## What to produce
Repeat each record exactly as written, and drop any images.

## Material provided
===============
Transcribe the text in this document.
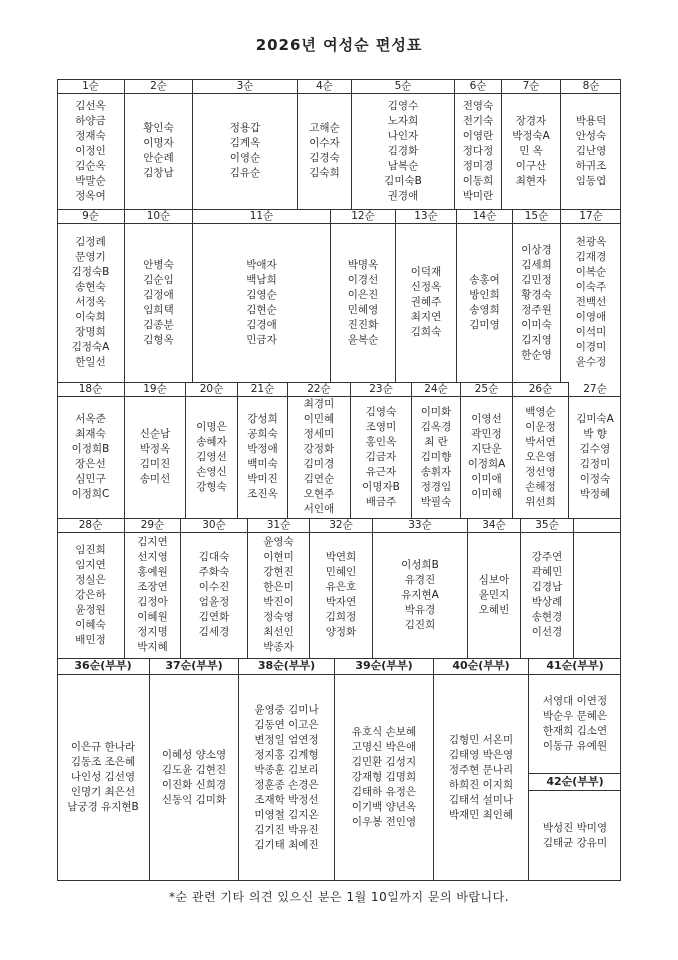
2026년 여성순 편성표
1순
김선옥
하양금
정재숙
이정인
김순옥
박말순
정옥여
2순
황인숙
이명자
안순례
김창남
3순
정용갑
김계옥
이영순
김유순
4순
고해순
이수자
김경숙
김숙희
5순
김영수
노자희
나인자
김경화
남복순
김미숙B
권경애
6순
전영숙
전기숙
이영란
정다정
정미경
이동희
박미란
7순
장경자
박정숙A
민 옥
이구산
최현자
8순
박용덕
안성숙
김난영
하귀조
임동엽
9순
김정례
문영기
김정숙B
송현숙
서정옥
이숙희
장명희
김정숙A
한일선
10순
안병숙
김순임
김정애
임희택
김종분
김형옥
11순
박애자
백남희
김영순
김현순
김경애
민금자
12순
박명옥
이경선
이은진
민혜영
진진화
윤복순
13순
이덕재
신정옥
권혜주
최지연
김희숙
14순
송홍여
방인희
송영희
김미영
15순
이상경
김세희
김민정
황경숙
정주원
이미숙
김지영
한순영
18순
서옥준
최재숙
이정희B
장은선
심민구
이정희C
19순
신순남
박정옥
김미진
송미선
20순
이명은
송혜자
김영선
손영신
강형숙
21순
강성희
공희숙
박정애
백미숙
박미진
조진옥
22순
최경미
이민혜
정세미
강정화
김미경
김연순
오현주
서인애
23순
김영숙
조영미
홍인옥
김금자
유근자
이명자B
배금주
24순
이미화
김옥경
최 란
김미향
송휘자
정경임
박필숙
25순
이영선
곽민정
지단운
이정희A
이미애
이미해
26순
백영순
이운정
박서연
오은영
정선영
손해정
위선희
28순
임진희
임지연
정실은
강은하
윤정원
이혜숙
배민정
29순
김지연
선지영
홍예원
조장연
김정아
이혜원
정지명
박지혜
30순
김대숙
주화숙
이수진
엄윤정
김연화
김세경
31순
윤영숙
이현미
강현진
한은미
박진이
정숙영
최선인
박종자
32순
박연희
민혜인
유은호
박자연
김희정
양정화
33순
이성희B
유경진
유지현A
박유경
김진희
34순
심보아
윤민지
오혜빈
35순
강주연
곽혜민
김경남
박상례
송현경
이선경
36순(부부)
이은규 한나라
김동조 조은혜
나인성 김선영
인명기 최은선
남궁경 유지현B
37순(부부)
이혜성 양소영
김도윤 김현진
이진화 신희경
신동익 김미화
38순(부부)
윤영중 김미나
김동연 이고은
변정일 엄연정
정지홍 김계형
박종훈 김보리
정훈종 손경은
조재학 박정선
미영철 김지온
김기진 박유진
김기태 최예진
39순(부부)
유호식 손보혜
고명신 박은애
김민환 김성지
강재형 김명희
김태하 유정은
이기백 양년옥
이우봉 전인영
40순(부부)
김형민 서온미
김태영 박은영
정주현 문나리
하희진 이지희
김태석 설미나
박재민 최인혜
41순(부부)
서영대 이연정
박순우 문혜은
한재희 김소연
이동규 유예원
42순(부부)
박성진 박미영
김태균 강유미
17순
천광옥
김재경
이복순
이숙주
전백선
이영애
이석미
이경미
윤수정
27순
김미숙A
박 향
김수영
김정미
이정숙
박정혜
*순 관련 기타 의견 있으신 분은 1월 10일까지 문의 바랍니다.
===============
## Task answer
Transcribe the text in this document.
2026년 여성순 편성표
1순
김선옥
하양금
정재숙
이정인
김순옥
박말순
정옥여
2순
황인숙
이명자
안순례
김창남
3순
정용갑
김계옥
이영순
김유순
4순
고해순
이수자
김경숙
김숙희
5순
김영수
노자희
나인자
김경화
남복순
김미숙B
권경애
6순
전영숙
전기숙
이영란
정다정
정미경
이동희
박미란
7순
장경자
박정숙A
민 옥
이구산
최현자
8순
박용덕
안성숙
김난영
하귀조
임동엽
9순
김정례
문영기
김정숙B
송현숙
서정옥
이숙희
장명희
김정숙A
한일선
10순
안병숙
김순임
김정애
임희택
김종분
김형옥
11순
박애자
백남희
김영순
김현순
김경애
민금자
12순
박명옥
이경선
이은진
민혜영
진진화
윤복순
13순
이덕재
신정옥
권혜주
최지연
김희숙
14순
송홍여
방인희
송영희
김미영
15순
이상경
김세희
김민정
황경숙
정주원
이미숙
김지영
한순영
18순
서옥준
최재숙
이정희B
장은선
심민구
이정희C
19순
신순남
박정옥
김미진
송미선
20순
이명은
송혜자
김영선
손영신
강형숙
21순
강성희
공희숙
박정애
백미숙
박미진
조진옥
22순
최경미
이민혜
정세미
강정화
김미경
김연순
오현주
서인애
23순
김영숙
조영미
홍인옥
김금자
유근자
이명자B
배금주
24순
이미화
김옥경
최 란
김미향
송휘자
정경임
박필숙
25순
이영선
곽민정
지단운
이정희A
이미애
이미해
26순
백영순
이운정
박서연
오은영
정선영
손해정
위선희
28순
임진희
임지연
정실은
강은하
윤정원
이혜숙
배민정
29순
김지연
선지영
홍예원
조장연
김정아
이혜원
정지명
박지혜
30순
김대숙
주화숙
이수진
엄윤정
김연화
김세경
31순
윤영숙
이현미
강현진
한은미
박진이
정숙영
최선인
박종자
32순
박연희
민혜인
유은호
박자연
김희정
양정화
33순
이성희B
유경진
유지현A
박유경
김진희
34순
심보아
윤민지
오혜빈
35순
강주연
곽혜민
김경남
박상례
송현경
이선경
36순(부부)
이은규 한나라
김동조 조은혜
나인성 김선영
인명기 최은선
남궁경 유지현B
37순(부부)
이혜성 양소영
김도윤 김현진
이진화 신희경
신동익 김미화
38순(부부)
윤영중 김미나
김동연 이고은
변정일 엄연정
정지홍 김계형
박종훈 김보리
정훈종 손경은
조재학 박정선
미영철 김지온
김기진 박유진
김기태 최예진
39순(부부)
유호식 손보혜
고명신 박은애
김민환 김성지
강재형 김명희
김태하 유정은
이기백 양년옥
이우봉 전인영
40순(부부)
김형민 서온미
김태영 박은영
정주현 문나리
하희진 이지희
김태석 설미나
박재민 최인혜
41순(부부)
서영대 이연정
박순우 문혜은
한재희 김소연
이동규 유예원
42순(부부)
박성진 박미영
김태균 강유미
17순
천광옥
김재경
이복순
이숙주
전백선
이영애
이석미
이경미
윤수정
27순
김미숙A
박 향
김수영
김정미
이정숙
박정혜
*순 관련 기타 의견 있으신 분은 1월 10일까지 문의 바랍니다.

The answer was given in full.